TASK PROMPT
List all lines of the data containing the word "moiety".

================================

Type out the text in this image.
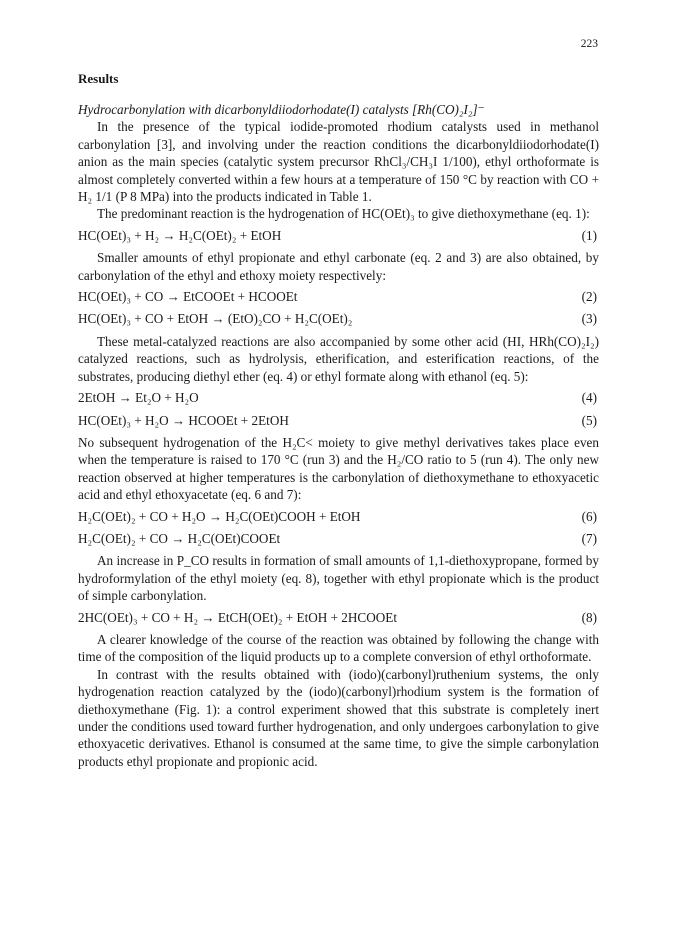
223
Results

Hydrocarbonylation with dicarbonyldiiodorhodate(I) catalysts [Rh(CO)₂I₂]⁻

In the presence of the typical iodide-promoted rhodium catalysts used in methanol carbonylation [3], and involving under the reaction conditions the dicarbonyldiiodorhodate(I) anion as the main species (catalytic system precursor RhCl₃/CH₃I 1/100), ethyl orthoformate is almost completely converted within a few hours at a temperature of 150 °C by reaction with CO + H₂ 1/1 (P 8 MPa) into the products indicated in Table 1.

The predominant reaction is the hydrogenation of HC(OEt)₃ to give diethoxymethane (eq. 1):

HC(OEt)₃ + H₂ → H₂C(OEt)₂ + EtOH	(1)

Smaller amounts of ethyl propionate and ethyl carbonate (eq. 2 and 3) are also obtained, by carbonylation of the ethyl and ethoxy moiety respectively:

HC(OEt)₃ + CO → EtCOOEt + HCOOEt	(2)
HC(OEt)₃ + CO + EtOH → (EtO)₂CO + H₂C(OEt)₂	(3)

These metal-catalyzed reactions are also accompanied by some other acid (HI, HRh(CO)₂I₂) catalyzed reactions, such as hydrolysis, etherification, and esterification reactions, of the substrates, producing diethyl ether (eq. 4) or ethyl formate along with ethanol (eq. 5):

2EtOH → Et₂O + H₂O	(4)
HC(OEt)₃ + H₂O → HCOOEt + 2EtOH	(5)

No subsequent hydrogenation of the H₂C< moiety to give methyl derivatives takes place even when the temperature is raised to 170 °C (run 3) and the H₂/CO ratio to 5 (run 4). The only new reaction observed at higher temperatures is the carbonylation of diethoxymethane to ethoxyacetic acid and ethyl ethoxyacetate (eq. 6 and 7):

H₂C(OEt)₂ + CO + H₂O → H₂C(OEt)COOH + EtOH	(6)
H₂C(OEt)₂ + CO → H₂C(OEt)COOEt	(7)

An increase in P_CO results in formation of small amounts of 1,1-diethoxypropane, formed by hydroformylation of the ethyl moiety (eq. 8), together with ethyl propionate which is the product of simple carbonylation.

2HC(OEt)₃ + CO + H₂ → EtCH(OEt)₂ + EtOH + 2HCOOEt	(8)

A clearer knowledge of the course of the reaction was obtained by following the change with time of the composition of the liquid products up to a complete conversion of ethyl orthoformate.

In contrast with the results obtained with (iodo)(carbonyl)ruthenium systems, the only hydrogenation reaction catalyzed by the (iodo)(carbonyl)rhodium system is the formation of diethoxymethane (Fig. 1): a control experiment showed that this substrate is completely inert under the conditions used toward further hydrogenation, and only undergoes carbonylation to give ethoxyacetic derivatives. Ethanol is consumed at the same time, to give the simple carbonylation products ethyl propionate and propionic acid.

================================

EXERCISE RESPONSE
Smaller amounts of ethyl propionate and ethyl carbonate (eq. 2 and 3) are also obtained, by carbonylation of the ethyl and ethoxy moiety respectively:
No subsequent hydrogenation of the H₂C< moiety to give methyl derivatives takes place even when the temperature is raised to 170 °C (run 3) and the H₂/CO ratio to 5 (run 4). The only new reaction observed at higher temperatures is the carbonylation of diethoxymethane to ethoxyacetic acid and ethyl ethoxyacetate (eq. 6 and 7):
An increase in P_CO results in formation of small amounts of 1,1-diethoxypropane, formed by hydroformylation of the ethyl moiety (eq. 8), together with ethyl propionate which is the product of simple carbonylation.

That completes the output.